TASK STATEMENT:
Output an exact reproduction of the data.
-- begin LISTING --
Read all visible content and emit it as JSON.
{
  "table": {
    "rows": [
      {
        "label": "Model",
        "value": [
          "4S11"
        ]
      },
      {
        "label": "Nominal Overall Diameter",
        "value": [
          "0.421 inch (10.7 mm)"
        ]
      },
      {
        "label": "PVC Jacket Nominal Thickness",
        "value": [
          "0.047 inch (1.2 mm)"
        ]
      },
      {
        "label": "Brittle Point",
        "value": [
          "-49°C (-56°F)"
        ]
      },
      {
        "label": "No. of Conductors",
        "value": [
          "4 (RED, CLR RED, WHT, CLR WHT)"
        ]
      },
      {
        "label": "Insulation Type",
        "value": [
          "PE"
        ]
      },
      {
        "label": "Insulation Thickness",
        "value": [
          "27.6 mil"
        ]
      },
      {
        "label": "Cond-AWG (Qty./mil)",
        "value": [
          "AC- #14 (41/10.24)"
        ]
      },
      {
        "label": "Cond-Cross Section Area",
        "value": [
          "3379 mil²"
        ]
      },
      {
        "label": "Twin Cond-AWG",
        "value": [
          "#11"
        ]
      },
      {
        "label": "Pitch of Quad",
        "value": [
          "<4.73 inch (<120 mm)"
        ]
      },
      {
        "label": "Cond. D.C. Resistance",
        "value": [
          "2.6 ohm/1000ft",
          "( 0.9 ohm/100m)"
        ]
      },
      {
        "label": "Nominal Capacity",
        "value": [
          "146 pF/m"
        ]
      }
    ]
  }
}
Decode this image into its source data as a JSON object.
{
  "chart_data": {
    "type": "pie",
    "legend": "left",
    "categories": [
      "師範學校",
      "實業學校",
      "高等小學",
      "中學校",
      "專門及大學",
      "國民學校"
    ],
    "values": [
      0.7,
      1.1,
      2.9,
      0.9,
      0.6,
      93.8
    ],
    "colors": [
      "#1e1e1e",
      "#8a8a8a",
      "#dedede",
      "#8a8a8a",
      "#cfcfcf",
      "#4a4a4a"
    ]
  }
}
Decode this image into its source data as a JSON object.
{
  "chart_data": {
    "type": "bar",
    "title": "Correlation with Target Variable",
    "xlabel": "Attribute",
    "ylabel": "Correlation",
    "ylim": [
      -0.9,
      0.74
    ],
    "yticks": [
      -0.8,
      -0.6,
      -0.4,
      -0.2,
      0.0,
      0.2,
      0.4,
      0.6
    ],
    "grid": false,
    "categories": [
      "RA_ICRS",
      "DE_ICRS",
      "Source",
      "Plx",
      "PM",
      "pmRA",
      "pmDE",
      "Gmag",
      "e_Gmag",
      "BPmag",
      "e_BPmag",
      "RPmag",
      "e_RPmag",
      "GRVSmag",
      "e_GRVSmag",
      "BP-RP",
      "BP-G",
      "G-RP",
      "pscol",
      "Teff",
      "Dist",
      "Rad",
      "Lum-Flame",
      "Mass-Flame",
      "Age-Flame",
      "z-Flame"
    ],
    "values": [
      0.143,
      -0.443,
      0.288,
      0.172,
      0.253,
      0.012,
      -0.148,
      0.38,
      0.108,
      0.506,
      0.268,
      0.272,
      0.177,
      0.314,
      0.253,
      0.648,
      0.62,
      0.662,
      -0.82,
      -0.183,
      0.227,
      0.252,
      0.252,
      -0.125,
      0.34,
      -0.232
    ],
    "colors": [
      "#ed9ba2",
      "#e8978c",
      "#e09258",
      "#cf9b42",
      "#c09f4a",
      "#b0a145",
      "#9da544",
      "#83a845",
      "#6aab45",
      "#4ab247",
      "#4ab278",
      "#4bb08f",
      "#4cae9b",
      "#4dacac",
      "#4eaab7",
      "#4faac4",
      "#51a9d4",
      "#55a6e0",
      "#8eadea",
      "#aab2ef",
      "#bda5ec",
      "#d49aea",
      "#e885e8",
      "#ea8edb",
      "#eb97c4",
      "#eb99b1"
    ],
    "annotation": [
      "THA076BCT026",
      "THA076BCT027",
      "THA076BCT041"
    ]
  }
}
-- end LISTING --
SOLUTION BELOW:
Read all visible content and emit it as JSON.
{
  "table": {
    "rows": [
      {
        "label": "Model",
        "value": [
          "4S11"
        ]
      },
      {
        "label": "Nominal Overall Diameter",
        "value": [
          "0.421 inch (10.7 mm)"
        ]
      },
      {
        "label": "PVC Jacket Nominal Thickness",
        "value": [
          "0.047 inch (1.2 mm)"
        ]
      },
      {
        "label": "Brittle Point",
        "value": [
          "-49°C (-56°F)"
        ]
      },
      {
        "label": "No. of Conductors",
        "value": [
          "4 (RED, CLR RED, WHT, CLR WHT)"
        ]
      },
      {
        "label": "Insulation Type",
        "value": [
          "PE"
        ]
      },
      {
        "label": "Insulation Thickness",
        "value": [
          "27.6 mil"
        ]
      },
      {
        "label": "Cond-AWG (Qty./mil)",
        "value": [
          "AC- #14 (41/10.24)"
        ]
      },
      {
        "label": "Cond-Cross Section Area",
        "value": [
          "3379 mil²"
        ]
      },
      {
        "label": "Twin Cond-AWG",
        "value": [
          "#11"
        ]
      },
      {
        "label": "Pitch of Quad",
        "value": [
          "<4.73 inch (<120 mm)"
        ]
      },
      {
        "label": "Cond. D.C. Resistance",
        "value": [
          "2.6 ohm/1000ft",
          "( 0.9 ohm/100m)"
        ]
      },
      {
        "label": "Nominal Capacity",
        "value": [
          "146 pF/m"
        ]
      }
    ]
  }
}
Decode this image into its source data as a JSON object.
{
  "chart_data": {
    "type": "pie",
    "legend": "left",
    "categories": [
      "師範學校",
      "實業學校",
      "高等小學",
      "中學校",
      "專門及大學",
      "國民學校"
    ],
    "values": [
      0.7,
      1.1,
      2.9,
      0.9,
      0.6,
      93.8
    ],
    "colors": [
      "#1e1e1e",
      "#8a8a8a",
      "#dedede",
      "#8a8a8a",
      "#cfcfcf",
      "#4a4a4a"
    ]
  }
}
Decode this image into its source data as a JSON object.
{
  "chart_data": {
    "type": "bar",
    "title": "Correlation with Target Variable",
    "xlabel": "Attribute",
    "ylabel": "Correlation",
    "ylim": [
      -0.9,
      0.74
    ],
    "yticks": [
      -0.8,
      -0.6,
      -0.4,
      -0.2,
      0.0,
      0.2,
      0.4,
      0.6
    ],
    "grid": false,
    "categories": [
      "RA_ICRS",
      "DE_ICRS",
      "Source",
      "Plx",
      "PM",
      "pmRA",
      "pmDE",
      "Gmag",
      "e_Gmag",
      "BPmag",
      "e_BPmag",
      "RPmag",
      "e_RPmag",
      "GRVSmag",
      "e_GRVSmag",
      "BP-RP",
      "BP-G",
      "G-RP",
      "pscol",
      "Teff",
      "Dist",
      "Rad",
      "Lum-Flame",
      "Mass-Flame",
      "Age-Flame",
      "z-Flame"
    ],
    "values": [
      0.143,
      -0.443,
      0.288,
      0.172,
      0.253,
      0.012,
      -0.148,
      0.38,
      0.108,
      0.506,
      0.268,
      0.272,
      0.177,
      0.314,
      0.253,
      0.648,
      0.62,
      0.662,
      -0.82,
      -0.183,
      0.227,
      0.252,
      0.252,
      -0.125,
      0.34,
      -0.232
    ],
    "colors": [
      "#ed9ba2",
      "#e8978c",
      "#e09258",
      "#cf9b42",
      "#c09f4a",
      "#b0a145",
      "#9da544",
      "#83a845",
      "#6aab45",
      "#4ab247",
      "#4ab278",
      "#4bb08f",
      "#4cae9b",
      "#4dacac",
      "#4eaab7",
      "#4faac4",
      "#51a9d4",
      "#55a6e0",
      "#8eadea",
      "#aab2ef",
      "#bda5ec",
      "#d49aea",
      "#e885e8",
      "#ea8edb",
      "#eb97c4",
      "#eb99b1"
    ],
    "annotation": [
      "THA076BCT026",
      "THA076BCT027",
      "THA076BCT041"
    ]
  }
}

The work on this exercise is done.